Published in final edited form as: J Cardiovasc Electrophysiol. 2012 Apr 26;23(5):447–454. doi: 10.1111/j.1540-8167.2012.02332.x

Figure 1. Atrial Basket Positioning for Computational AF Mapping.

Figure 1

A. Good catheter placement in both atria (48 mm baskets, anteroposterior fluoroscopy), with MAP catheter at the left superior pulmonary vein antrum. B, C. Intracardiac Echocardiography confirms electrode opposition to walls of B. Left Atrium and C. Right Atrium. D. Good Electrode coverage of left atrium (60 mm Basket, RAO 30° fluoroscopy); E. Spline crowding detracts from otherwise good LA coverage (60 mm Basket, AP fluoroscopy); F. Large Left Atrium, With Poor Electrode Coverage of its Septum, outlined by ablation catheter loop with tip at right superior PV os (60 mm basket, LAO 30° fluoroscopy). G. Poor Coverage of Superior LA, indicated by wide separation of LA basket from the left main bronchus; the RA basket is well-deployed (60 mm baskets, AP fluoroscopy). H. Basket Placement With Pre-existing device leads. The RA basket is well positioned in this AP projection, yet the LA basket poorly covers the inferior LA. This appearance is consistent with basket displacement through the mitral apparatus. I. Anterior displacement of the LA basket through the mitral annulus, with the ablation catheter defining the true posterior border of the LA (same patient as panel H, in 30° RAO fluoroscopy). J. Undersized basket, despite an apparently good deployment, floating freely within the large left atrium that gave very poor signals and was replaced. K. Undersized basket in a patient with heart failure, a cardiac-resynchronization defibrillator and previously diagnosed ‘permanent AF’ now reclassified as longstanding persistent AF and undergoing ablation. L. Underexpanded basket, evident from the elliptical shape due to pinching at the interatrial septum. This was remedied by advancing the basket further into the left atrium with clockwise torque.

+---+

* _Task requirements_: According to the figure caption, how was the underexpanded basket in panel L remedied? Rely only on the figure caption when answering.

+---+

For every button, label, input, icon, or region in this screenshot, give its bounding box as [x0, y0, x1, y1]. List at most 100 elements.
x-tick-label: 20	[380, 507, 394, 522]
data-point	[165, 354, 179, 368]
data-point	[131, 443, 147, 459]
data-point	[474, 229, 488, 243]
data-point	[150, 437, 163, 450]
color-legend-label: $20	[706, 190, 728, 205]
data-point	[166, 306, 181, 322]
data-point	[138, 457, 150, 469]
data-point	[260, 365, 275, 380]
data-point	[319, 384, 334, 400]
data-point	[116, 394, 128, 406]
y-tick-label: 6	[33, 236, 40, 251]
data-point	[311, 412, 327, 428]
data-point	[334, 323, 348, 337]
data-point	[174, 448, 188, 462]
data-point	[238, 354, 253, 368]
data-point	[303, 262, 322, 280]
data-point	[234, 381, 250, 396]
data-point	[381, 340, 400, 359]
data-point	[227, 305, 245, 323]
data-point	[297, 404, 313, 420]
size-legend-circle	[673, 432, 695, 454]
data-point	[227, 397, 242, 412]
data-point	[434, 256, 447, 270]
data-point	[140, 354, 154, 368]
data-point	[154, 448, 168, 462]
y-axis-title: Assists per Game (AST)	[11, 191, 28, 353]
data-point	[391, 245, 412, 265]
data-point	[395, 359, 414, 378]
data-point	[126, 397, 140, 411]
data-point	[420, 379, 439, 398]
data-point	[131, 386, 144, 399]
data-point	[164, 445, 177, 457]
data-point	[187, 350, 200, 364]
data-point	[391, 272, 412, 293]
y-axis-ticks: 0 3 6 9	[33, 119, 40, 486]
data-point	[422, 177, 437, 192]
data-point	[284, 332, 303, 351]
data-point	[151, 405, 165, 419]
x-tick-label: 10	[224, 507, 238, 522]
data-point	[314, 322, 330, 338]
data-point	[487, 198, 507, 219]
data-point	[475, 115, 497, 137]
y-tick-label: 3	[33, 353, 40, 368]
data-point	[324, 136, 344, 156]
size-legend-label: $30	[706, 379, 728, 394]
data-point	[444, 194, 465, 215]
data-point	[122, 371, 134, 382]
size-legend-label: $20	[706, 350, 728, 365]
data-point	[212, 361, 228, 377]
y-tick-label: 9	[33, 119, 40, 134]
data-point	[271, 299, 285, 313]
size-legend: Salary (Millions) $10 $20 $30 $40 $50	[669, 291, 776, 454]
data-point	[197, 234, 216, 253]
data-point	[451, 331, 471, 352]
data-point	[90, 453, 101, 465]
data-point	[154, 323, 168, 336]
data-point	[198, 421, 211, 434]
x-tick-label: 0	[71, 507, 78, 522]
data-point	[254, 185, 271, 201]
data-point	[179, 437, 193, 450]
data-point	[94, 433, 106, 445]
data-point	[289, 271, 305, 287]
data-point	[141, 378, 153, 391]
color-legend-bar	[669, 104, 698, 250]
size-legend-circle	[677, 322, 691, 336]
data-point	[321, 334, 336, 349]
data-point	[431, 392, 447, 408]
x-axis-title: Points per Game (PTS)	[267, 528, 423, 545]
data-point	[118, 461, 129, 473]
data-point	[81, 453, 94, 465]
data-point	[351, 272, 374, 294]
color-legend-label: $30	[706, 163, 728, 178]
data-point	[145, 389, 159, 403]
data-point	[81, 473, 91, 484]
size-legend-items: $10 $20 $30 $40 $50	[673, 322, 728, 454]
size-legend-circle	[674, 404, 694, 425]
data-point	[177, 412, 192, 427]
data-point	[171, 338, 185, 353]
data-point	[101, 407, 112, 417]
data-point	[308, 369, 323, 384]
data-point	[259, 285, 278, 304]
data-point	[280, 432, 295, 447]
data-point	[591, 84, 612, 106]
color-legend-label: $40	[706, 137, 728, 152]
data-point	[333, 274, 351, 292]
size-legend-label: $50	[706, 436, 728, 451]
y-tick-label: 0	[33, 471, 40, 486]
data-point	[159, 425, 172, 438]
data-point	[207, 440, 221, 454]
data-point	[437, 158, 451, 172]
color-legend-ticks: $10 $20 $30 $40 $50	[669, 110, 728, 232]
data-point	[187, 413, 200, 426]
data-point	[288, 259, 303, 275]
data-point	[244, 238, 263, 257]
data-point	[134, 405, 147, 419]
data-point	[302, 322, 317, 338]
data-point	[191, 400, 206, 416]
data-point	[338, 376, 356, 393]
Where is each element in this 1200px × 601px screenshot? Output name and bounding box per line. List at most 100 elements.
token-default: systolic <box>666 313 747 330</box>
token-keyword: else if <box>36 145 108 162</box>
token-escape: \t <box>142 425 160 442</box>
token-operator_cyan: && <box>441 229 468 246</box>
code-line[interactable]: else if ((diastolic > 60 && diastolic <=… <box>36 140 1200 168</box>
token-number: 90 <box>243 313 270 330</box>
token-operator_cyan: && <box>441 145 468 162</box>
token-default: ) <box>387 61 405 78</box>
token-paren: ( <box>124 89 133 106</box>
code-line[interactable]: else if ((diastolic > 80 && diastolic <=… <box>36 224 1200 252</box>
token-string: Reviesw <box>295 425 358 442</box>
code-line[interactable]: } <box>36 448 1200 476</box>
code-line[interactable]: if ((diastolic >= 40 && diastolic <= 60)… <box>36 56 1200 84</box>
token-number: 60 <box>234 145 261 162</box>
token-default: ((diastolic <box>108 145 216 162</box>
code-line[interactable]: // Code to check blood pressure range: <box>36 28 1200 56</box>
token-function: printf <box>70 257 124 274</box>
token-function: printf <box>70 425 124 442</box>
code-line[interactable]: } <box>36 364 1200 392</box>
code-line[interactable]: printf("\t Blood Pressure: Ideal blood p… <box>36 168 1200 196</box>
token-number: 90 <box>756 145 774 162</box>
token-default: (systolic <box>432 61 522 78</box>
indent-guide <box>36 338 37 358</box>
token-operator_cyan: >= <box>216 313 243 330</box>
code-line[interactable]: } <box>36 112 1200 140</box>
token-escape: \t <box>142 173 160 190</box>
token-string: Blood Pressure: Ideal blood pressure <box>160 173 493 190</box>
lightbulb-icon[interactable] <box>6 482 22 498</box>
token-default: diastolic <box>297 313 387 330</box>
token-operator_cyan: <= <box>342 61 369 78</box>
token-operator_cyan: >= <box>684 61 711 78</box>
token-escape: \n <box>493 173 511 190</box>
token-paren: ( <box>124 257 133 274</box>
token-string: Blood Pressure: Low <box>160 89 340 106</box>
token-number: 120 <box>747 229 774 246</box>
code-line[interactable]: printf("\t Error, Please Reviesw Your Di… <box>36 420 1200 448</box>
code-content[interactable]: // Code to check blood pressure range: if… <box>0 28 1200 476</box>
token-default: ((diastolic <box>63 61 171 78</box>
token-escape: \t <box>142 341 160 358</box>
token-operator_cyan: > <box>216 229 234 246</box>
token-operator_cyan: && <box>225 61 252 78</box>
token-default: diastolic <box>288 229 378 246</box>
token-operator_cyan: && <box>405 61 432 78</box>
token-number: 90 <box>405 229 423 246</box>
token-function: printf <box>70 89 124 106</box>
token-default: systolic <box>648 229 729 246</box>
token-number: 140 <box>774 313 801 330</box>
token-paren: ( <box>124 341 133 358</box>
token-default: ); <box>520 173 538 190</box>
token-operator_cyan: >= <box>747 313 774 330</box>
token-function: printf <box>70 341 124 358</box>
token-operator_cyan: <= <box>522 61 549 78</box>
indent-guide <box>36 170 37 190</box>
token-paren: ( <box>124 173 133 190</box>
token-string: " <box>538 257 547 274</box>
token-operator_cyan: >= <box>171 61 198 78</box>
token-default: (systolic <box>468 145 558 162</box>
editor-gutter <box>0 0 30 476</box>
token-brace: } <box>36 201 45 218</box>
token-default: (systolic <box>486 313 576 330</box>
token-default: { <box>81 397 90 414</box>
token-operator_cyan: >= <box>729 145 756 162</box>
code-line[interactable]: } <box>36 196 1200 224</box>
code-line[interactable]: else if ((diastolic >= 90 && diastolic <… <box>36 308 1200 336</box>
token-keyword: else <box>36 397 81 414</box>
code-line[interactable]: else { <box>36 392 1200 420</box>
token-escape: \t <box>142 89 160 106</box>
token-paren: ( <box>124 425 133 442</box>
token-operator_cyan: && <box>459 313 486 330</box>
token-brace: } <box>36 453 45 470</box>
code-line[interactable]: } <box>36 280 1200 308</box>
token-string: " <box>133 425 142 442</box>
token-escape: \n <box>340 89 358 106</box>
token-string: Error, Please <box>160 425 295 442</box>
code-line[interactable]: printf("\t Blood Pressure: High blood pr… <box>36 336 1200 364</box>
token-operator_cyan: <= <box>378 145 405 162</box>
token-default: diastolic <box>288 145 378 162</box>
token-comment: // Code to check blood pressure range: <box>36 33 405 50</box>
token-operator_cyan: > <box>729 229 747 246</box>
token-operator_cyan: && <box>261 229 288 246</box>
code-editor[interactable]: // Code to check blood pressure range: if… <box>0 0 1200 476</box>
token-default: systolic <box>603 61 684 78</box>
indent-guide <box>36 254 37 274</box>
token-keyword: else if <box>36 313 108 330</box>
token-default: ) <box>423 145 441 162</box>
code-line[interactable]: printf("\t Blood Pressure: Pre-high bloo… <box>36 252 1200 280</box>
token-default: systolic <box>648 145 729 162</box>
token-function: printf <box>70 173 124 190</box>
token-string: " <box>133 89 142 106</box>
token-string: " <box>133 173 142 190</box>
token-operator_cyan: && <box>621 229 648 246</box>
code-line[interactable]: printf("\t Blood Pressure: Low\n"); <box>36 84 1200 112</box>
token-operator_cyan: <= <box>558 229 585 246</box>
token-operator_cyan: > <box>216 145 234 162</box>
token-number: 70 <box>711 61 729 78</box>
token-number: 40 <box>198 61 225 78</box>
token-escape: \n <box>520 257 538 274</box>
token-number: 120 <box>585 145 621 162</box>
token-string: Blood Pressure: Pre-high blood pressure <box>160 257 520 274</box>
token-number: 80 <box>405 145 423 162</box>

+---+

* _Answer to the problem_: It was advanced further into the left atrium with clockwise torque.